## INSTRUCTION
Gather up all lines that carry the word "تفعيل".

## Data records
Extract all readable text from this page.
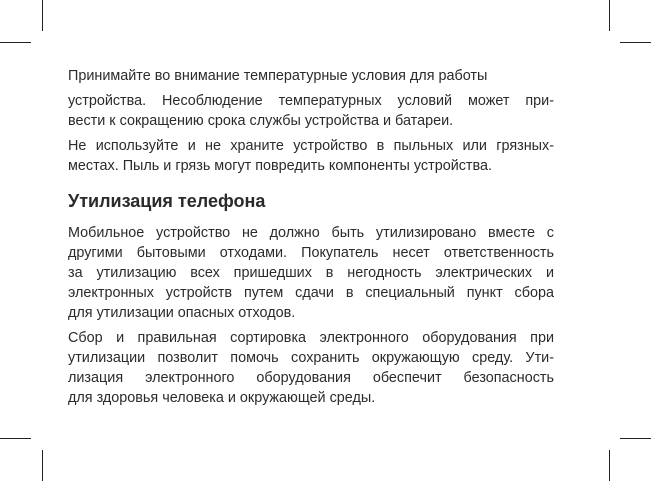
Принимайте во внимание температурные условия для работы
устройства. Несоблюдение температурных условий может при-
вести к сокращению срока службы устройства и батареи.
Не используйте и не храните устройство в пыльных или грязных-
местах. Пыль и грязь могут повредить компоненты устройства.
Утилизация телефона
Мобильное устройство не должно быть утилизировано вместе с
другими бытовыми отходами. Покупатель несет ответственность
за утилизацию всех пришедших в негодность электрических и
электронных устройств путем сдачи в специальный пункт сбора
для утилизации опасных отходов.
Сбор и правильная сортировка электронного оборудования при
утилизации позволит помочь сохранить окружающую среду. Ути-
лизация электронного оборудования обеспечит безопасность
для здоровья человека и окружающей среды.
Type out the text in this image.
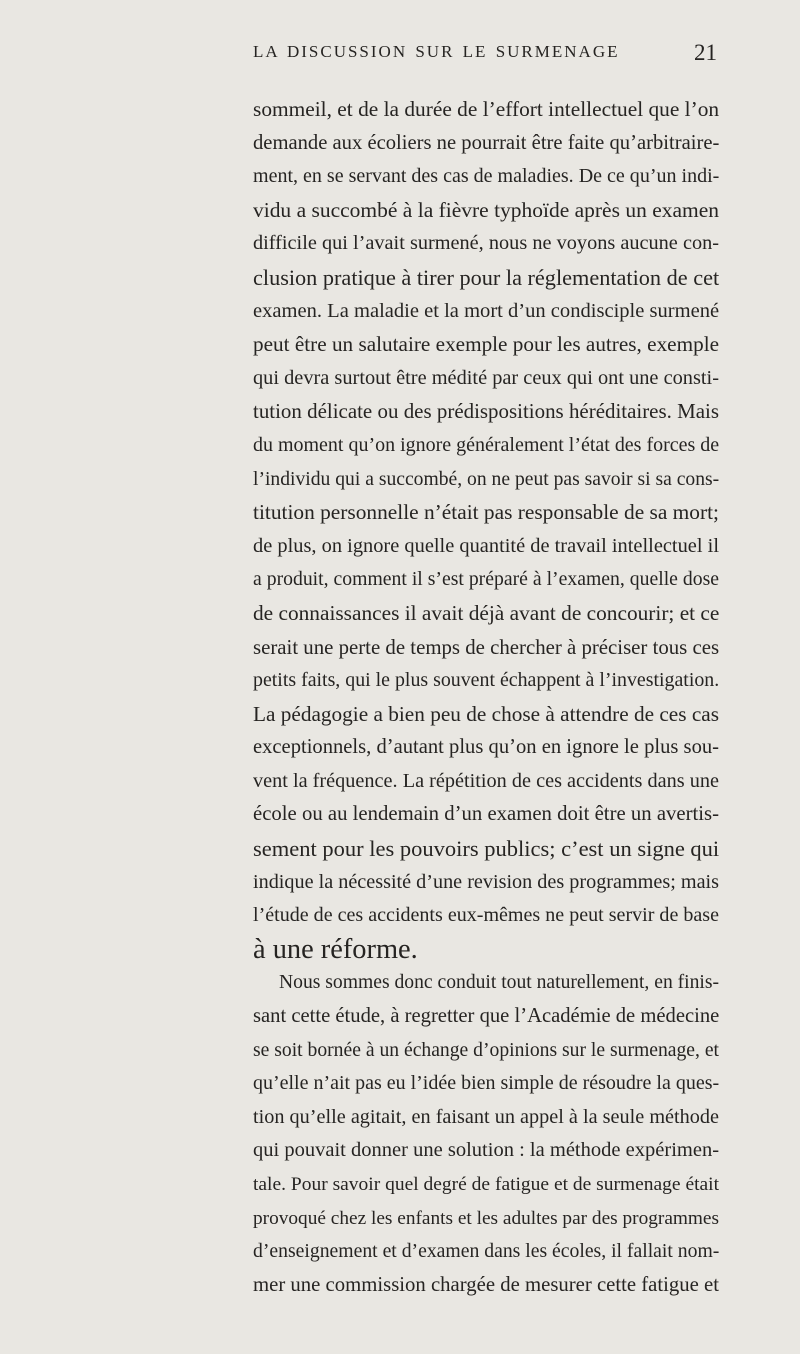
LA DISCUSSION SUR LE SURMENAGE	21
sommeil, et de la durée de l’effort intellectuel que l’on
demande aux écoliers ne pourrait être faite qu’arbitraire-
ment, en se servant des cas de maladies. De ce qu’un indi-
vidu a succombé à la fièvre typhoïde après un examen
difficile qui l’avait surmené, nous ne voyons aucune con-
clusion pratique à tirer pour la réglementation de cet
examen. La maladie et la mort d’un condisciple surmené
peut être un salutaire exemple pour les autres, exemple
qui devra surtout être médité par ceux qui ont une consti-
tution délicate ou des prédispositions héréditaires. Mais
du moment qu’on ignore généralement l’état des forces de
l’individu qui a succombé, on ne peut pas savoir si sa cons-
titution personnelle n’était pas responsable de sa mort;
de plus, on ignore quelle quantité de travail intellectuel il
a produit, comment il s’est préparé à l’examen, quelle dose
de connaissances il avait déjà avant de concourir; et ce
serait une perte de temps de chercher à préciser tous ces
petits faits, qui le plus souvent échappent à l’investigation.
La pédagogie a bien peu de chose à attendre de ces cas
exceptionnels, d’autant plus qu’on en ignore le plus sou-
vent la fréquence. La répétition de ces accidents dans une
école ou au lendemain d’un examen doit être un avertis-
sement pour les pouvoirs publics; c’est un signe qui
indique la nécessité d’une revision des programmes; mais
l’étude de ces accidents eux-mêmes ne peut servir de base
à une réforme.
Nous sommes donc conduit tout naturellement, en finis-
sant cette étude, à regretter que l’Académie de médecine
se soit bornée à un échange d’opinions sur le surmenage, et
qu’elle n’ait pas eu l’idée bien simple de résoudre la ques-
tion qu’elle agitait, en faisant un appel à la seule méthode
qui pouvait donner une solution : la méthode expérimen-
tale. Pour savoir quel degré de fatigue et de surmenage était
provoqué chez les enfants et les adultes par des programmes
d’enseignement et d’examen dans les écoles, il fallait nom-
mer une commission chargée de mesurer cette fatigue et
--
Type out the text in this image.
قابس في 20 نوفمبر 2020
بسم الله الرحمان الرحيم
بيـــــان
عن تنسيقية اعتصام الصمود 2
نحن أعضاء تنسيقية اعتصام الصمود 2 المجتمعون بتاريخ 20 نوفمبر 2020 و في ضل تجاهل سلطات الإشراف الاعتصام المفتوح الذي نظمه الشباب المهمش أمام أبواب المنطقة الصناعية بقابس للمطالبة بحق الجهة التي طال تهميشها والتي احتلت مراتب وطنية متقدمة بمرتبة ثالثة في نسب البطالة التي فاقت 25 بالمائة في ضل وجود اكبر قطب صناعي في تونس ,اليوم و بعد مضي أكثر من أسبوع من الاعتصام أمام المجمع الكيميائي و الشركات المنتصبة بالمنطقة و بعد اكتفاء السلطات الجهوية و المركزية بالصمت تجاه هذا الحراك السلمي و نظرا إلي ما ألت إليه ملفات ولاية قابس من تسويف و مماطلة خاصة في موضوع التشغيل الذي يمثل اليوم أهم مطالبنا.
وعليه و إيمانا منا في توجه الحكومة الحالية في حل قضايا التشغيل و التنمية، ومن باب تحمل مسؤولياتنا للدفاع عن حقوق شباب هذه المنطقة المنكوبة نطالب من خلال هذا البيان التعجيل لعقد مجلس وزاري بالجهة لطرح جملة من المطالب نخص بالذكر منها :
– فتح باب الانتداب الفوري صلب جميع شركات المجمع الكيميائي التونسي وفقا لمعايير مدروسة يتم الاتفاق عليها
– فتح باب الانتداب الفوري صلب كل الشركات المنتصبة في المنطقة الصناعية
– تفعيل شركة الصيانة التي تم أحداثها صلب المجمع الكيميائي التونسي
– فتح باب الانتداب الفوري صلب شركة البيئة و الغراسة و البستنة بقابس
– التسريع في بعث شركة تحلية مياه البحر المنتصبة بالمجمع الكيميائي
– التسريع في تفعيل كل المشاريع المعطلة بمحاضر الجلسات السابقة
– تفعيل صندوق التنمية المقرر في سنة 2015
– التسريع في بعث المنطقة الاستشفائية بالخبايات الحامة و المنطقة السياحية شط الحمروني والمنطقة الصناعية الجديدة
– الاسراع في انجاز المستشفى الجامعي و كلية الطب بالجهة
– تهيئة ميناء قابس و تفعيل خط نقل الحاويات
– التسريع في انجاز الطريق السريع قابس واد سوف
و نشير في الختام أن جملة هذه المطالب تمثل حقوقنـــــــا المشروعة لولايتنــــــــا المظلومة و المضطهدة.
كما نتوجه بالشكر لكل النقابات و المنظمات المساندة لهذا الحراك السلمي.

## FINISHED EXERCISE
– تفعيل شركة الصيانة التي تم أحداثها صلب المجمع الكيميائي التونسي
– التسريع في تفعيل كل المشاريع المعطلة بمحاضر الجلسات السابقة
– تفعيل صندوق التنمية المقرر في سنة 2015
– تهيئة ميناء قابس و تفعيل خط نقل الحاويات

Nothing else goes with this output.